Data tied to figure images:
━━━━━━━━━━━━━━━━
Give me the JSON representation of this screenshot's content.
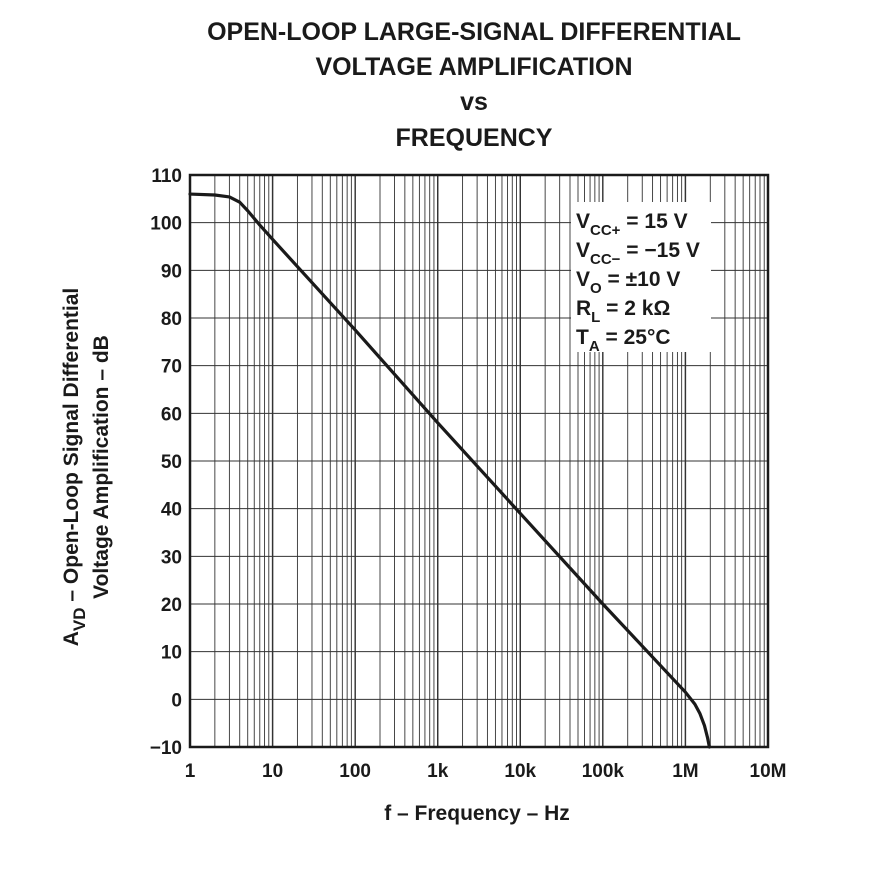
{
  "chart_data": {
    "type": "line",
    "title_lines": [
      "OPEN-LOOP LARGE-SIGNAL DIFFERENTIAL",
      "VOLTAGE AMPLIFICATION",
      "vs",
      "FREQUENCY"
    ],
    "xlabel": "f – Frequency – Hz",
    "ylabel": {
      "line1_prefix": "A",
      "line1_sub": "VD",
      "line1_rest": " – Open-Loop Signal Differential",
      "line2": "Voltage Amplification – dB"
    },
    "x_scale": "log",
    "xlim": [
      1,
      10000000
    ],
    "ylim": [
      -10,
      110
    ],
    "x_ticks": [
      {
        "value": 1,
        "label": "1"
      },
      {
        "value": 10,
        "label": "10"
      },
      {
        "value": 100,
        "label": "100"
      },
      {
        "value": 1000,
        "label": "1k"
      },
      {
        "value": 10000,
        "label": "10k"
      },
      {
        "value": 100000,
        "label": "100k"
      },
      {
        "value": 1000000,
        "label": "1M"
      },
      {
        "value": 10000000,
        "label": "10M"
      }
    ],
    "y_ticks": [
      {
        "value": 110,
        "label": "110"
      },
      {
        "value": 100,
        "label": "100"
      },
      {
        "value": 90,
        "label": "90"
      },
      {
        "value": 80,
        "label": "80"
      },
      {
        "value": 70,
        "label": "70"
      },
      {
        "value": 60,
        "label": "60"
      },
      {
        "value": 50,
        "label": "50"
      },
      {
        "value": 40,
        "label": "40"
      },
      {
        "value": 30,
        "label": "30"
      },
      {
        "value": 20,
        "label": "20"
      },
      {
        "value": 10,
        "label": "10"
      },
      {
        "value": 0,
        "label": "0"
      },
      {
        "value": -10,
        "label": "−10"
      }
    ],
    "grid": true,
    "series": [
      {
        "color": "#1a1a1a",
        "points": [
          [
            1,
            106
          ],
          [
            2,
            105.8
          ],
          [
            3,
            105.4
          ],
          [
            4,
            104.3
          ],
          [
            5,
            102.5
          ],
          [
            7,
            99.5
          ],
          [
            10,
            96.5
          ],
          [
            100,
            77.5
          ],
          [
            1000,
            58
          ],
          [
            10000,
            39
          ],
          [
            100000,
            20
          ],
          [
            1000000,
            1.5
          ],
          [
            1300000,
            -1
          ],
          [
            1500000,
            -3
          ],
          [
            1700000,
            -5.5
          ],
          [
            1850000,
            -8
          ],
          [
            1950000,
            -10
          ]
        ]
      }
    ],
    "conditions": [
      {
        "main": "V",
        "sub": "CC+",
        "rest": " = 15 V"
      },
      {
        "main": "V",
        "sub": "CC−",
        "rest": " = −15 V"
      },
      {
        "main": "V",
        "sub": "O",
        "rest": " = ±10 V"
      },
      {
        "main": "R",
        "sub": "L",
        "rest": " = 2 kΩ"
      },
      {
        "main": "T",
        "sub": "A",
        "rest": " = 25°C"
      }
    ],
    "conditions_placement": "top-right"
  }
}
━━━━━━━━━━━━━━━━
Each entry shown above must be quoted exactly, with its pictures left out.

• Result of the task:
Give me the JSON representation of this screenshot's content.
{
  "chart_data": {
    "type": "line",
    "title_lines": [
      "OPEN-LOOP LARGE-SIGNAL DIFFERENTIAL",
      "VOLTAGE AMPLIFICATION",
      "vs",
      "FREQUENCY"
    ],
    "xlabel": "f – Frequency – Hz",
    "ylabel": {
      "line1_prefix": "A",
      "line1_sub": "VD",
      "line1_rest": " – Open-Loop Signal Differential",
      "line2": "Voltage Amplification – dB"
    },
    "x_scale": "log",
    "xlim": [
      1,
      10000000
    ],
    "ylim": [
      -10,
      110
    ],
    "x_ticks": [
      {
        "value": 1,
        "label": "1"
      },
      {
        "value": 10,
        "label": "10"
      },
      {
        "value": 100,
        "label": "100"
      },
      {
        "value": 1000,
        "label": "1k"
      },
      {
        "value": 10000,
        "label": "10k"
      },
      {
        "value": 100000,
        "label": "100k"
      },
      {
        "value": 1000000,
        "label": "1M"
      },
      {
        "value": 10000000,
        "label": "10M"
      }
    ],
    "y_ticks": [
      {
        "value": 110,
        "label": "110"
      },
      {
        "value": 100,
        "label": "100"
      },
      {
        "value": 90,
        "label": "90"
      },
      {
        "value": 80,
        "label": "80"
      },
      {
        "value": 70,
        "label": "70"
      },
      {
        "value": 60,
        "label": "60"
      },
      {
        "value": 50,
        "label": "50"
      },
      {
        "value": 40,
        "label": "40"
      },
      {
        "value": 30,
        "label": "30"
      },
      {
        "value": 20,
        "label": "20"
      },
      {
        "value": 10,
        "label": "10"
      },
      {
        "value": 0,
        "label": "0"
      },
      {
        "value": -10,
        "label": "−10"
      }
    ],
    "grid": true,
    "series": [
      {
        "color": "#1a1a1a",
        "points": [
          [
            1,
            106
          ],
          [
            2,
            105.8
          ],
          [
            3,
            105.4
          ],
          [
            4,
            104.3
          ],
          [
            5,
            102.5
          ],
          [
            7,
            99.5
          ],
          [
            10,
            96.5
          ],
          [
            100,
            77.5
          ],
          [
            1000,
            58
          ],
          [
            10000,
            39
          ],
          [
            100000,
            20
          ],
          [
            1000000,
            1.5
          ],
          [
            1300000,
            -1
          ],
          [
            1500000,
            -3
          ],
          [
            1700000,
            -5.5
          ],
          [
            1850000,
            -8
          ],
          [
            1950000,
            -10
          ]
        ]
      }
    ],
    "conditions": [
      {
        "main": "V",
        "sub": "CC+",
        "rest": " = 15 V"
      },
      {
        "main": "V",
        "sub": "CC−",
        "rest": " = −15 V"
      },
      {
        "main": "V",
        "sub": "O",
        "rest": " = ±10 V"
      },
      {
        "main": "R",
        "sub": "L",
        "rest": " = 2 kΩ"
      },
      {
        "main": "T",
        "sub": "A",
        "rest": " = 25°C"
      }
    ],
    "conditions_placement": "top-right"
  }
}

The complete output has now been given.